● **EXERCISE DIRECTIONS**
Locate the string "What" in the records below. Copy every line where it occurs.

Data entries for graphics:
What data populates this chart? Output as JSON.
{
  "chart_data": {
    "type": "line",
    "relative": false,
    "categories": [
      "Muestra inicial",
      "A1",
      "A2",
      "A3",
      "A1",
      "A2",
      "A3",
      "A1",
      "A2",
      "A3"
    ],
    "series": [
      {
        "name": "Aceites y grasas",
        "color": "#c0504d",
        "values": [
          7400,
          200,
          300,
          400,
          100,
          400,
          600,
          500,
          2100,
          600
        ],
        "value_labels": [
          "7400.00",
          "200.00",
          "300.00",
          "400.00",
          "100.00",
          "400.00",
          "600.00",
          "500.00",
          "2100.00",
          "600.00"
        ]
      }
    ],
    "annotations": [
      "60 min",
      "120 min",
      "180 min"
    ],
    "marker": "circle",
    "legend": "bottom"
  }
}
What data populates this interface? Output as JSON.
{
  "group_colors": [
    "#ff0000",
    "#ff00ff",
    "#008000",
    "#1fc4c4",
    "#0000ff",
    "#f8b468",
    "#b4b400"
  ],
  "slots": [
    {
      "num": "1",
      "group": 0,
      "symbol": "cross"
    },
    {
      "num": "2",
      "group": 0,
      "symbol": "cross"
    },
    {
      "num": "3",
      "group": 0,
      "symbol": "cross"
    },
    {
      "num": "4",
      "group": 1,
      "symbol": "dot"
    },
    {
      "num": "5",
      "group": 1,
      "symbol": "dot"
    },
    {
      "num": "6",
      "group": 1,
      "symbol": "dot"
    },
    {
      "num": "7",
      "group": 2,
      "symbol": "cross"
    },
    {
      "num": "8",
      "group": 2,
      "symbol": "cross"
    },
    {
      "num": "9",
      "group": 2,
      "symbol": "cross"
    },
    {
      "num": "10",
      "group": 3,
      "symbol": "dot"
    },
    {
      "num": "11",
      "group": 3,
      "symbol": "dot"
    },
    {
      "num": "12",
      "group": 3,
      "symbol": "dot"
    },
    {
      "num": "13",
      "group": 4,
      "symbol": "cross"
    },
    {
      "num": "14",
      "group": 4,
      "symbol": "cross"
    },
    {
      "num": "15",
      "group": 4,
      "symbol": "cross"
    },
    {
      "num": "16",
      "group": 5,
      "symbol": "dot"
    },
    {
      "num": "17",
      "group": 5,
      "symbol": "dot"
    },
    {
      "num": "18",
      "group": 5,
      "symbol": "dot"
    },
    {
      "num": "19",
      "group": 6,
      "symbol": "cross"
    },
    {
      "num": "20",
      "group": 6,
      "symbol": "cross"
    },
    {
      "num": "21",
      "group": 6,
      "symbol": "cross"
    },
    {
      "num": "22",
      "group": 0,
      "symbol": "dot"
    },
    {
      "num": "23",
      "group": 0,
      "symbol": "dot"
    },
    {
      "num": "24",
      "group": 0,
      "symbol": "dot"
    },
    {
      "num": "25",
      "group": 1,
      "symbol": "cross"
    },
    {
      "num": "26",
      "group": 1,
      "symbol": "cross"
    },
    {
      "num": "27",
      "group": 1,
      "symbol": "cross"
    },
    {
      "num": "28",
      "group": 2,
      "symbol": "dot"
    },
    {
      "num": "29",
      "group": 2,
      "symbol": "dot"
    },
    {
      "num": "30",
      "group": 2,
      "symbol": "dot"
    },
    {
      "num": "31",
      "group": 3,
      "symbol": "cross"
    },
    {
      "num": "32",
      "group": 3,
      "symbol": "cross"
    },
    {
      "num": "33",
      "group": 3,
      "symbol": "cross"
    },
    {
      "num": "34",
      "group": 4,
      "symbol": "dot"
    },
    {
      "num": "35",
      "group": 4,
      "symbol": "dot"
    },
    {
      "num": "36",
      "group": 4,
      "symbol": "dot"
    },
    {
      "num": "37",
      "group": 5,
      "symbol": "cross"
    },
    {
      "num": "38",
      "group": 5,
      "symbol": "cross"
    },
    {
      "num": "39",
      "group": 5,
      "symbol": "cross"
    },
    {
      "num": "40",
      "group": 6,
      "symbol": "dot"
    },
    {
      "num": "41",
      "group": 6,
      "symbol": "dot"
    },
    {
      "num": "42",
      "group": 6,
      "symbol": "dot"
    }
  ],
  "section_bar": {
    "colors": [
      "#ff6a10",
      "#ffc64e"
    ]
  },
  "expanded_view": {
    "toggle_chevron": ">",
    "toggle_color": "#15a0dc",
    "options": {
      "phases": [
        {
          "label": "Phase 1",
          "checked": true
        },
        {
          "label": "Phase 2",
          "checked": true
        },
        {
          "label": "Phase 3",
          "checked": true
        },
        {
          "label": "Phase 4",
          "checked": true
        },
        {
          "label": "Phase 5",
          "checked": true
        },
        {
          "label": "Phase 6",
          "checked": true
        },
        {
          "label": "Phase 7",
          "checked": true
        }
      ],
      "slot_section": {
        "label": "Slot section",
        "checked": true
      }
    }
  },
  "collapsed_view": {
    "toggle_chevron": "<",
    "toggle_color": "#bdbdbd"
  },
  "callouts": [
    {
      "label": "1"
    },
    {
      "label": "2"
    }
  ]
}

● **ANSWER IN FULL**
What data populates this chart? Output as JSON.
What data populates this interface? Output as JSON.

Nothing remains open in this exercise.